■ Task prompt
Make an exact copy of the entries below.

■ Extracted data
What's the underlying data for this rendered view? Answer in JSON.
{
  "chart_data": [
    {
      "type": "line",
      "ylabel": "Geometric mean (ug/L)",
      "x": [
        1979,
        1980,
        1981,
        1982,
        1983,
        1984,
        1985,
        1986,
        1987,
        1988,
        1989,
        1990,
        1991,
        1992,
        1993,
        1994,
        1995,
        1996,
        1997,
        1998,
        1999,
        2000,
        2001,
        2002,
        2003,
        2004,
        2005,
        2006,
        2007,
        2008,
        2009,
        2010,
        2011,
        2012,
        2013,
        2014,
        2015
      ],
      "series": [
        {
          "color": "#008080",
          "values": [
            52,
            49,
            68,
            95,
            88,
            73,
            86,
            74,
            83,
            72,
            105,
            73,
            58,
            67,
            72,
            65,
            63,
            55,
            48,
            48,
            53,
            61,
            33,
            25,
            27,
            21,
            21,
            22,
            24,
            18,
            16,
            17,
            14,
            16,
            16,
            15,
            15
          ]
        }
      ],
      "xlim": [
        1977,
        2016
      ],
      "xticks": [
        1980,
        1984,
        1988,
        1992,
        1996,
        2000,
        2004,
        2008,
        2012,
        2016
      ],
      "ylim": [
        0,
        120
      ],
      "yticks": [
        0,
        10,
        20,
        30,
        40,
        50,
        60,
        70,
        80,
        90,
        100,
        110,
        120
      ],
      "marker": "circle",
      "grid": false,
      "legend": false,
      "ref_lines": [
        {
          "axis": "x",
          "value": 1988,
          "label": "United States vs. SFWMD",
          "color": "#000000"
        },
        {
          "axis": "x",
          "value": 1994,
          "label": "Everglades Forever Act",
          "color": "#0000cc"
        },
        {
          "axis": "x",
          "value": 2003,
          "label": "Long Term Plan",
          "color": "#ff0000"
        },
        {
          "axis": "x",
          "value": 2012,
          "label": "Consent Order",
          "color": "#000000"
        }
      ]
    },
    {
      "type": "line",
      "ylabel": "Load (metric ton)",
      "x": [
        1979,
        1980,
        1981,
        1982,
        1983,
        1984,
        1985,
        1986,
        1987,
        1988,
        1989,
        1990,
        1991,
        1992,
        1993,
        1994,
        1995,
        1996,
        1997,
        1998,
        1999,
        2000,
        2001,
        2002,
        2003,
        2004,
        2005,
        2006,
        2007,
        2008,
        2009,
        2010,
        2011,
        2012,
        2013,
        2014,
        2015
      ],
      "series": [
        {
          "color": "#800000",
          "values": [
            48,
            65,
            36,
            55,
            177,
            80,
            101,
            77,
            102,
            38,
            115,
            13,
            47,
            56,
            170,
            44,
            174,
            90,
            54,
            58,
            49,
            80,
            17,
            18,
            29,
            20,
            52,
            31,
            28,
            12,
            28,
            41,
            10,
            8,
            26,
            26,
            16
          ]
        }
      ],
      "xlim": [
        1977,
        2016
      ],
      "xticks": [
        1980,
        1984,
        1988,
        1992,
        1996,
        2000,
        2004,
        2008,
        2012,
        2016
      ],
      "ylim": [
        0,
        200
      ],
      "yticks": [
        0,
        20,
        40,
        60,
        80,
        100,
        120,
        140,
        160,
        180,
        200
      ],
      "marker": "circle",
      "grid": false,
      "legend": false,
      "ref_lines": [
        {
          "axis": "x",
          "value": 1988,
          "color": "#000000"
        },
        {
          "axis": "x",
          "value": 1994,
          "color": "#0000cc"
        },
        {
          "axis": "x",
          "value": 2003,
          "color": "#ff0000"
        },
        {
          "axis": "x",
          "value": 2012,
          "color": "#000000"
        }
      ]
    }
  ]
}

■ Solution
What's the underlying data for this rendered view? Answer in JSON.
{
  "chart_data": [
    {
      "type": "line",
      "ylabel": "Geometric mean (ug/L)",
      "x": [
        1979,
        1980,
        1981,
        1982,
        1983,
        1984,
        1985,
        1986,
        1987,
        1988,
        1989,
        1990,
        1991,
        1992,
        1993,
        1994,
        1995,
        1996,
        1997,
        1998,
        1999,
        2000,
        2001,
        2002,
        2003,
        2004,
        2005,
        2006,
        2007,
        2008,
        2009,
        2010,
        2011,
        2012,
        2013,
        2014,
        2015
      ],
      "series": [
        {
          "color": "#008080",
          "values": [
            52,
            49,
            68,
            95,
            88,
            73,
            86,
            74,
            83,
            72,
            105,
            73,
            58,
            67,
            72,
            65,
            63,
            55,
            48,
            48,
            53,
            61,
            33,
            25,
            27,
            21,
            21,
            22,
            24,
            18,
            16,
            17,
            14,
            16,
            16,
            15,
            15
          ]
        }
      ],
      "xlim": [
        1977,
        2016
      ],
      "xticks": [
        1980,
        1984,
        1988,
        1992,
        1996,
        2000,
        2004,
        2008,
        2012,
        2016
      ],
      "ylim": [
        0,
        120
      ],
      "yticks": [
        0,
        10,
        20,
        30,
        40,
        50,
        60,
        70,
        80,
        90,
        100,
        110,
        120
      ],
      "marker": "circle",
      "grid": false,
      "legend": false,
      "ref_lines": [
        {
          "axis": "x",
          "value": 1988,
          "label": "United States vs. SFWMD",
          "color": "#000000"
        },
        {
          "axis": "x",
          "value": 1994,
          "label": "Everglades Forever Act",
          "color": "#0000cc"
        },
        {
          "axis": "x",
          "value": 2003,
          "label": "Long Term Plan",
          "color": "#ff0000"
        },
        {
          "axis": "x",
          "value": 2012,
          "label": "Consent Order",
          "color": "#000000"
        }
      ]
    },
    {
      "type": "line",
      "ylabel": "Load (metric ton)",
      "x": [
        1979,
        1980,
        1981,
        1982,
        1983,
        1984,
        1985,
        1986,
        1987,
        1988,
        1989,
        1990,
        1991,
        1992,
        1993,
        1994,
        1995,
        1996,
        1997,
        1998,
        1999,
        2000,
        2001,
        2002,
        2003,
        2004,
        2005,
        2006,
        2007,
        2008,
        2009,
        2010,
        2011,
        2012,
        2013,
        2014,
        2015
      ],
      "series": [
        {
          "color": "#800000",
          "values": [
            48,
            65,
            36,
            55,
            177,
            80,
            101,
            77,
            102,
            38,
            115,
            13,
            47,
            56,
            170,
            44,
            174,
            90,
            54,
            58,
            49,
            80,
            17,
            18,
            29,
            20,
            52,
            31,
            28,
            12,
            28,
            41,
            10,
            8,
            26,
            26,
            16
          ]
        }
      ],
      "xlim": [
        1977,
        2016
      ],
      "xticks": [
        1980,
        1984,
        1988,
        1992,
        1996,
        2000,
        2004,
        2008,
        2012,
        2016
      ],
      "ylim": [
        0,
        200
      ],
      "yticks": [
        0,
        20,
        40,
        60,
        80,
        100,
        120,
        140,
        160,
        180,
        200
      ],
      "marker": "circle",
      "grid": false,
      "legend": false,
      "ref_lines": [
        {
          "axis": "x",
          "value": 1988,
          "color": "#000000"
        },
        {
          "axis": "x",
          "value": 1994,
          "color": "#0000cc"
        },
        {
          "axis": "x",
          "value": 2003,
          "color": "#ff0000"
        },
        {
          "axis": "x",
          "value": 2012,
          "color": "#000000"
        }
      ]
    }
  ]
}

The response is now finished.